Exercise -
Collect all lines containing the word "Model" from the data.

Data in this exercise -
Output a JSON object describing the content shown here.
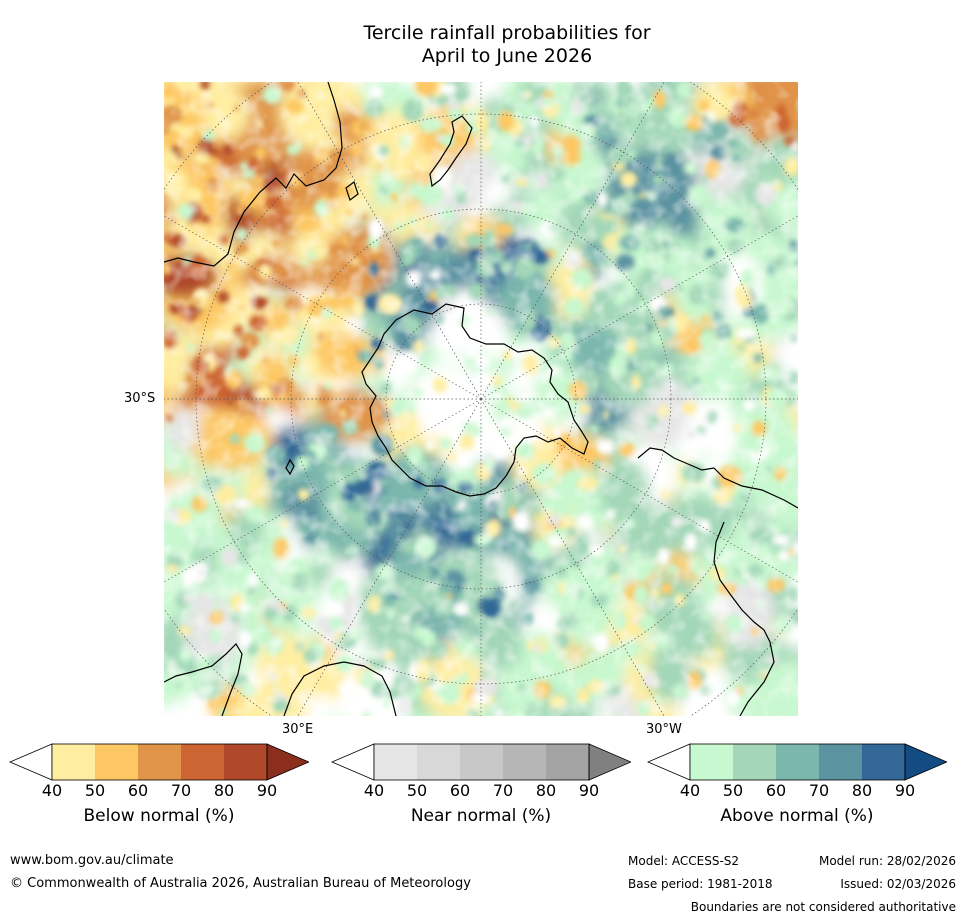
{
  "title": {
    "line1": "Tercile rainfall probabilities for",
    "line2": "April to June 2026"
  },
  "map": {
    "lat_label": "30°S",
    "lon_labels": [
      "30°E",
      "30°W"
    ],
    "colors": {
      "below": [
        "#ffeea1",
        "#fdc863",
        "#e09448",
        "#cd6533",
        "#b0482a",
        "#8c2e1d"
      ],
      "near": [
        "#e6e6e6",
        "#d8d8d8",
        "#c8c8c8",
        "#b6b6b6",
        "#a4a4a4",
        "#808080"
      ],
      "above": [
        "#c8f8cf",
        "#a3d7b8",
        "#7bb7ad",
        "#5b93a1",
        "#336796",
        "#134b83"
      ]
    }
  },
  "colorbars": [
    {
      "label": "Below normal (%)",
      "ticks": [
        "40",
        "50",
        "60",
        "70",
        "80",
        "90"
      ]
    },
    {
      "label": "Near normal (%)",
      "ticks": [
        "40",
        "50",
        "60",
        "70",
        "80",
        "90"
      ]
    },
    {
      "label": "Above normal (%)",
      "ticks": [
        "40",
        "50",
        "60",
        "70",
        "80",
        "90"
      ]
    }
  ],
  "footer": {
    "website": "www.bom.gov.au/climate",
    "copyright": "© Commonwealth of Australia 2026, Australian Bureau of Meteorology",
    "model": "Model: ACCESS-S2",
    "base_period": "Base period: 1981-2018",
    "model_run": "Model run: 28/02/2026",
    "issued": "Issued: 02/03/2026",
    "disclaimer": "Boundaries are not considered authoritative"
  }
}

Full output -
    "model": "Model: ACCESS-S2",
    "model_run": "Model run: 28/02/2026",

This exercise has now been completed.